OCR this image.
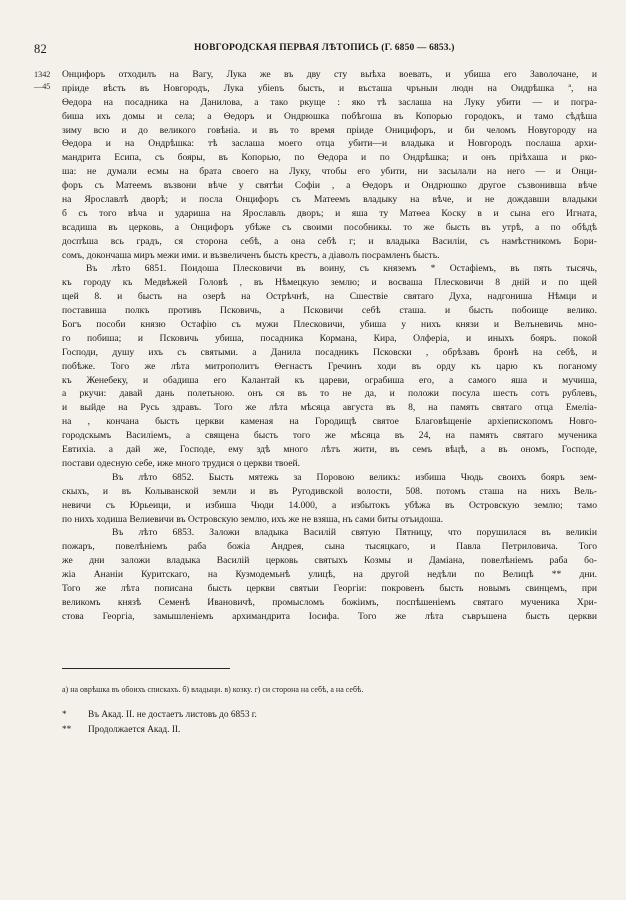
82	НОВГОРОДСКАЯ ПЕРВАЯ ЛѢТОПИСЬ (Г. 6850 — 6853.)
1342
—45
Онцифоръ отходилъ на Вагу, Лука же въ дву сту выѣха воевать, и убиша его Заволочане, и
прiиде вѣсть въ Новгородъ, Лука убienъ бысть, и въсташа чръныи людн на Оидрѣшка ª, на
Ѳедора на посадника на Данилова, а тако ркуще : яко тѣ заслаша на Луку убити — и погра-
биша ихъ домы и села; а Ѳедоръ и Ондрюшка побѣгоша въ Копорью городокъ, и тамо сѣдѣша
зиму всю и до великого говѣнiа. и въ то время прiиде Оницифоръ, и би челомъ Новугороду на
Ѳедора и на Ондрѣшка: тѣ заслаша моего отца убити—и владыка и Новгородъ послаша архи-
мандрита Есипа, съ бояры, въ Копорью, по Ѳедора и по Ондрѣшка; и онъ прiѣхаша и рко-
ша: не думали есмы на брата своего на Луку, чтобы его убити, ни засылали на него — и Онци-
форъ съ Матеемъ възвони вѣче у святѣи Софiи , а Ѳедоръ и Ондрюшко другое съзвонивша вѣче
на Ярославлѣ дворѣ; и посла Онцифоръ съ Матеемъ владыку на вѣче, и не дождавши владыки
б съ того вѣча и удариша на Ярославль дворъ; и яша ту Матѳеа Коску в и сына его Игната,
всадиша въ церковь, а Онцифоръ убѣже съ своими пособникы. то же бысть въ утрѣ, а по обѣдѣ
доспѣша всь градъ, ся сторона себѣ, а она себѣ г; и владыка Василiи, съ намѣстникомъ Бори-
сомъ, докончаша миръ межи ими. и възвеличенъ бысть крестъ, а дiаволъ посрамленъ бысть.
Въ лѣто 6851. Поидоша Плесковичи въ воину, съ княземъ * Остафiемъ, въ пять тысячь,
къ городу къ Медвѣжей Головѣ , въ Нѣмецкую землю; и восваша Плесковичи 8 днiй и по щей
щей 8. и бысть на озерѣ на Острѣчнѣ, на Сшествiе святаго Духа, надгониша Нѣмци и
поставиша полкъ противъ Псковичь, а Псковичи себѣ сташа. и бысть побоище велико.
Богъ пособи князю Остафiю съ мужи Плесковичи, убиша у нихъ князи и Велъневичь мно-
го побиша; и Псковичь убиша, посадника Кормана, Кира, Олферiа, и иныхъ бояръ. покой
Господи, душу ихъ съ святыми. а Данила посадникъ Псковски , обрѣзавъ бронѣ на себѣ, и
побѣже. Того же лѣта митрополитъ Ѳегнастъ Гречинъ ходи въ орду къ царю къ поганому
къ Женебеку, и обадиша его Калантай къ цареви, ограбиша его, а самого яша и мучиша,
а ркучи: давай дань полетьною. онъ ся въ то не да, и положи посула шесть сотъ рублевъ,
и выйде на Русь здравъ. Того же лѣта мѣсяца августа въ 8, на память святаго отца Емелiа-
на , кончана бысть церкви каменая на Городищѣ святое Благовѣщенiе архiепископомъ Новго-
городскымъ Василiемъ, а священа бысть того же мѣсяца въ 24, на память святаго мученика
Евтихiа. а дай же, Господе, ему здѣ много лѣтъ жити, въ семъ вѣцѣ, а въ ономъ, Господе,
постави одесную себе, иже много трудися о церкви твоей.
Въ лѣто 6852. Бысть мятежь за Поровою великъ: избиша Чюдь своихъ бояръ зем-
скыхъ, и въ Колыванской земли и въ Ругодивской волости, 508. потомъ сташа на нихъ Вель-
невичи съ Юрьеици, и избиша Чюди 14.000, а избытокъ убѣжа въ Островскую землю; тамо
по нихъ ходиша Велиевичи въ Островскую землю, ихъ же не взяша, нъ сами биты отъидоша.
Въ лѣто 6853. Заложи владыка Василiй святую Пятницу, что порушилася въ великiи
пожаръ, повелѣнiемъ раба божiа Андрея, сына тысяцкаго, и Павла Петриловича. Того
же дни заложи владыка Василiй церковь святыхъ Козмы и Дамiана, повелѣнiемъ раба бо-
жiа Ананiи Куритскаго, на Кузмодемьнѣ улицѣ, на другой недѣли по Велицѣ ** дни.
Того же лѣта пописана бысть церкви святыи Георгiи: покровенъ бысть новымъ свинцемъ, при
великомъ князѣ Семенѣ Ивановичѣ, промысломъ божiимъ, поспѣшенiемъ святаго мученика Хри-
стова Георгiа, замышленiемъ архимандрита Iосифа. Того же лѣта съвръшена бысть церкви
а) на оврѣшка въ обоихъ спискахъ. б) владыци. в) козку. г) си сторона на себѣ, а на себѣ.
* Въ Акад. II. не достаетъ листовъ до 6853 г.
** Продолжается Акад. II.
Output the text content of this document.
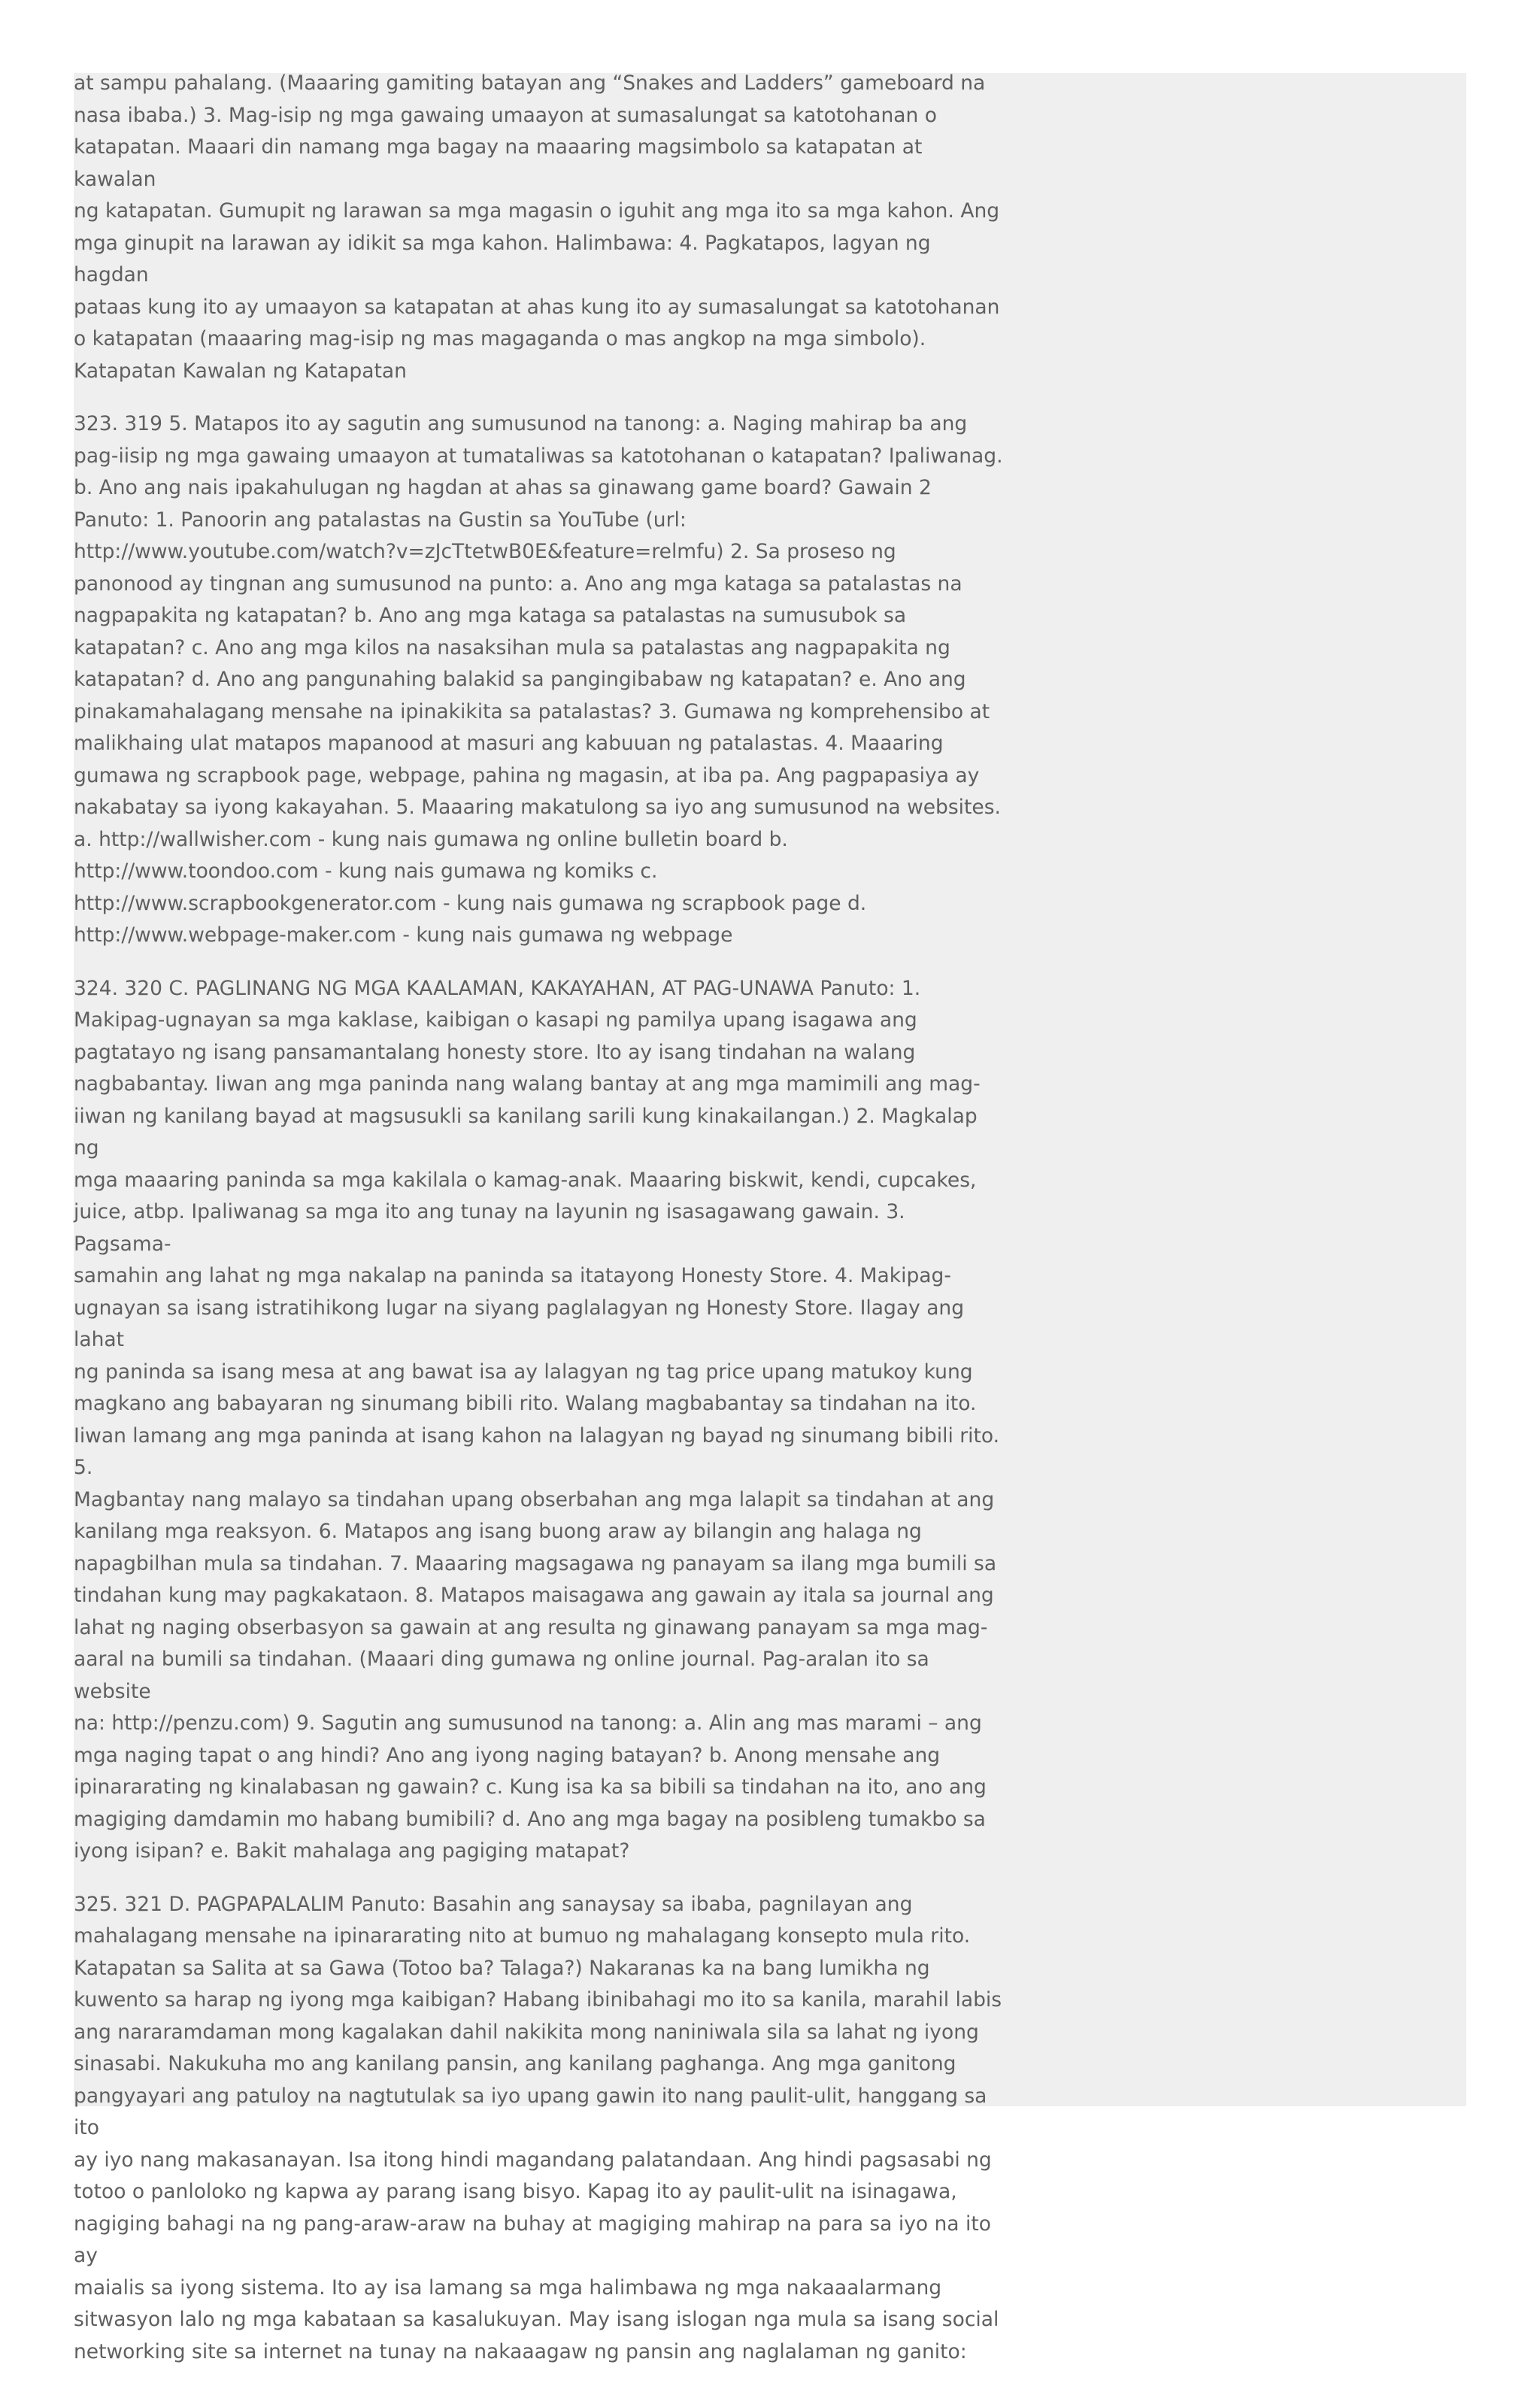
at sampu pahalang. (Maaaring gamiting batayan ang “Snakes and Ladders” gameboard na
nasa ibaba.) 3. Mag-isip ng mga gawaing umaayon at sumasalungat sa katotohanan o
katapatan. Maaari din namang mga bagay na maaaring magsimbolo sa katapatan at kawalan
ng katapatan. Gumupit ng larawan sa mga magasin o iguhit ang mga ito sa mga kahon. Ang
mga ginupit na larawan ay idikit sa mga kahon. Halimbawa: 4. Pagkatapos, lagyan ng hagdan
pataas kung ito ay umaayon sa katapatan at ahas kung ito ay sumasalungat sa katotohanan
o katapatan (maaaring mag-isip ng mas magaganda o mas angkop na mga simbolo).
Katapatan Kawalan ng Katapatan

323. 319 5. Matapos ito ay sagutin ang sumusunod na tanong: a. Naging mahirap ba ang
pag-iisip ng mga gawaing umaayon at tumataliwas sa katotohanan o katapatan? Ipaliwanag.
b. Ano ang nais ipakahulugan ng hagdan at ahas sa ginawang game board? Gawain 2
Panuto: 1. Panoorin ang patalastas na Gustin sa YouTube (url:
http://www.youtube.com/watch?v=zJcTtetwB0E&feature=relmfu) 2. Sa proseso ng
panonood ay tingnan ang sumusunod na punto: a. Ano ang mga kataga sa patalastas na
nagpapakita ng katapatan? b. Ano ang mga kataga sa patalastas na sumusubok sa
katapatan? c. Ano ang mga kilos na nasaksihan mula sa patalastas ang nagpapakita ng
katapatan? d. Ano ang pangunahing balakid sa pangingibabaw ng katapatan? e. Ano ang
pinakamahalagang mensahe na ipinakikita sa patalastas? 3. Gumawa ng komprehensibo at
malikhaing ulat matapos mapanood at masuri ang kabuuan ng patalastas. 4. Maaaring
gumawa ng scrapbook page, webpage, pahina ng magasin, at iba pa. Ang pagpapasiya ay
nakabatay sa iyong kakayahan. 5. Maaaring makatulong sa iyo ang sumusunod na websites.
a. http://wallwisher.com - kung nais gumawa ng online bulletin board b.
http://www.toondoo.com - kung nais gumawa ng komiks c.
http://www.scrapbookgenerator.com - kung nais gumawa ng scrapbook page d.
http://www.webpage-maker.com - kung nais gumawa ng webpage

324. 320 C. PAGLINANG NG MGA KAALAMAN, KAKAYAHAN, AT PAG-UNAWA Panuto: 1.
Makipag-ugnayan sa mga kaklase, kaibigan o kasapi ng pamilya upang isagawa ang
pagtatayo ng isang pansamantalang honesty store. Ito ay isang tindahan na walang
nagbabantay. Iiwan ang mga paninda nang walang bantay at ang mga mamimili ang mag-
iiwan ng kanilang bayad at magsusukli sa kanilang sarili kung kinakailangan.) 2. Magkalap ng
mga maaaring paninda sa mga kakilala o kamag-anak. Maaaring biskwit, kendi, cupcakes,
juice, atbp. Ipaliwanag sa mga ito ang tunay na layunin ng isasagawang gawain. 3. Pagsama-
samahin ang lahat ng mga nakalap na paninda sa itatayong Honesty Store. 4. Makipag-
ugnayan sa isang istratihikong lugar na siyang paglalagyan ng Honesty Store. Ilagay ang lahat
ng paninda sa isang mesa at ang bawat isa ay lalagyan ng tag price upang matukoy kung
magkano ang babayaran ng sinumang bibili rito. Walang magbabantay sa tindahan na ito.
Iiwan lamang ang mga paninda at isang kahon na lalagyan ng bayad ng sinumang bibili rito. 5.
Magbantay nang malayo sa tindahan upang obserbahan ang mga lalapit sa tindahan at ang
kanilang mga reaksyon. 6. Matapos ang isang buong araw ay bilangin ang halaga ng
napagbilhan mula sa tindahan. 7. Maaaring magsagawa ng panayam sa ilang mga bumili sa
tindahan kung may pagkakataon. 8. Matapos maisagawa ang gawain ay itala sa journal ang
lahat ng naging obserbasyon sa gawain at ang resulta ng ginawang panayam sa mga mag-
aaral na bumili sa tindahan. (Maaari ding gumawa ng online journal. Pag-aralan ito sa website
na: http://penzu.com) 9. Sagutin ang sumusunod na tanong: a. Alin ang mas marami – ang
mga naging tapat o ang hindi? Ano ang iyong naging batayan? b. Anong mensahe ang
ipinararating ng kinalabasan ng gawain? c. Kung isa ka sa bibili sa tindahan na ito, ano ang
magiging damdamin mo habang bumibili? d. Ano ang mga bagay na posibleng tumakbo sa
iyong isipan? e. Bakit mahalaga ang pagiging matapat?

325. 321 D. PAGPAPALALIM Panuto: Basahin ang sanaysay sa ibaba, pagnilayan ang
mahalagang mensahe na ipinararating nito at bumuo ng mahalagang konsepto mula rito.
Katapatan sa Salita at sa Gawa (Totoo ba? Talaga?) Nakaranas ka na bang lumikha ng
kuwento sa harap ng iyong mga kaibigan? Habang ibinibahagi mo ito sa kanila, marahil labis
ang nararamdaman mong kagalakan dahil nakikita mong naniniwala sila sa lahat ng iyong
sinasabi. Nakukuha mo ang kanilang pansin, ang kanilang paghanga. Ang mga ganitong
pangyayari ang patuloy na nagtutulak sa iyo upang gawin ito nang paulit-ulit, hanggang sa ito
ay iyo nang makasanayan. Isa itong hindi magandang palatandaan. Ang hindi pagsasabi ng
totoo o panloloko ng kapwa ay parang isang bisyo. Kapag ito ay paulit-ulit na isinagawa,
nagiging bahagi na ng pang-araw-araw na buhay at magiging mahirap na para sa iyo na ito ay
maialis sa iyong sistema. Ito ay isa lamang sa mga halimbawa ng mga nakaaalarmang
sitwasyon lalo ng mga kabataan sa kasalukuyan. May isang islogan nga mula sa isang social
networking site sa internet na tunay na nakaaagaw ng pansin ang naglalaman ng ganito:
=====
WHAT YOU ARE ASKED TO DO:
Look above for every line with the word "bagay" and copy it.

RIGHT ANSWER:
katapatan. Maaari din namang mga bagay na maaaring magsimbolo sa katapatan at kawalan
magiging damdamin mo habang bumibili? d. Ano ang mga bagay na posibleng tumakbo sa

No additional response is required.